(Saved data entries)
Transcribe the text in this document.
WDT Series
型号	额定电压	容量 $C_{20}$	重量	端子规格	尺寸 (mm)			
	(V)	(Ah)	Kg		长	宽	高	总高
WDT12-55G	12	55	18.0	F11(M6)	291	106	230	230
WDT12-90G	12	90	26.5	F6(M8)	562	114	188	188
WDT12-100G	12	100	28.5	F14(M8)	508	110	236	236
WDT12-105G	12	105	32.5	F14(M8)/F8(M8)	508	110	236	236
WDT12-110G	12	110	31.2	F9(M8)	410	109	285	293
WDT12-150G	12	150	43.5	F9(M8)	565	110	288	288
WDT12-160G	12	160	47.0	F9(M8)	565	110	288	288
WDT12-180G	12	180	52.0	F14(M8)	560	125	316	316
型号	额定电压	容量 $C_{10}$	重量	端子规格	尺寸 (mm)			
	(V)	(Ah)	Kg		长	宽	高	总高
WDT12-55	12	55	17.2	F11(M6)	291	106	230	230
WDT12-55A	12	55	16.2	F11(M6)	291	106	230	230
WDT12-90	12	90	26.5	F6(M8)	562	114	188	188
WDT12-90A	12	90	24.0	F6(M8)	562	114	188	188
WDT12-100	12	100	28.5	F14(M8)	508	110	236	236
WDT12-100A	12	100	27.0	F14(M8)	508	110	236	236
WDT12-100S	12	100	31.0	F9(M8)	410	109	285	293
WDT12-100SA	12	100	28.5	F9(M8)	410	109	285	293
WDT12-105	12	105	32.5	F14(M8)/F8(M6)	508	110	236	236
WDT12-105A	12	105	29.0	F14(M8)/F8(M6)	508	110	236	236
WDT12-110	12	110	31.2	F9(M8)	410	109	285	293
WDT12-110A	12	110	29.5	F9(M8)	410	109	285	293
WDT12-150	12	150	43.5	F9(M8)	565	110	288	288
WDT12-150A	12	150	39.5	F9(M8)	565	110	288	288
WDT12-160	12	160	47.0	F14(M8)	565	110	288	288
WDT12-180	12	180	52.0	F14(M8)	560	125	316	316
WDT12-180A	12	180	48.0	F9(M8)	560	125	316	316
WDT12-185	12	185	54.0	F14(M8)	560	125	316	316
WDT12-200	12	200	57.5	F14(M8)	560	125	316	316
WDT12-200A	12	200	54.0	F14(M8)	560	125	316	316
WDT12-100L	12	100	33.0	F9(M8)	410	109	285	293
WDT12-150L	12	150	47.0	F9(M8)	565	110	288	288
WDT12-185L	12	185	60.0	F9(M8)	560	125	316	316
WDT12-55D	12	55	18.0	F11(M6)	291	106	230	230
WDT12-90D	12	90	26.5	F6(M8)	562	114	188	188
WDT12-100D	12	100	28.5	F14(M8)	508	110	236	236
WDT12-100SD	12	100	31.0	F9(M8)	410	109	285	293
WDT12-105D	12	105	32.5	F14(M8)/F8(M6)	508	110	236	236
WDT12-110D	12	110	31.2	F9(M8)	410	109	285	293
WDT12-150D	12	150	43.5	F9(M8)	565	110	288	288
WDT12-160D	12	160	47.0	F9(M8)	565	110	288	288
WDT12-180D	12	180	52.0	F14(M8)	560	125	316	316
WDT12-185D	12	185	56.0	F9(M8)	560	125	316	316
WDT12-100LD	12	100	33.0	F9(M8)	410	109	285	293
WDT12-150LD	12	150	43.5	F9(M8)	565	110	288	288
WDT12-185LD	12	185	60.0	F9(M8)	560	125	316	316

Aim of the exercise: State the number of lines in the records that contain the string "端子规格", and nothing more.

Task solution: 2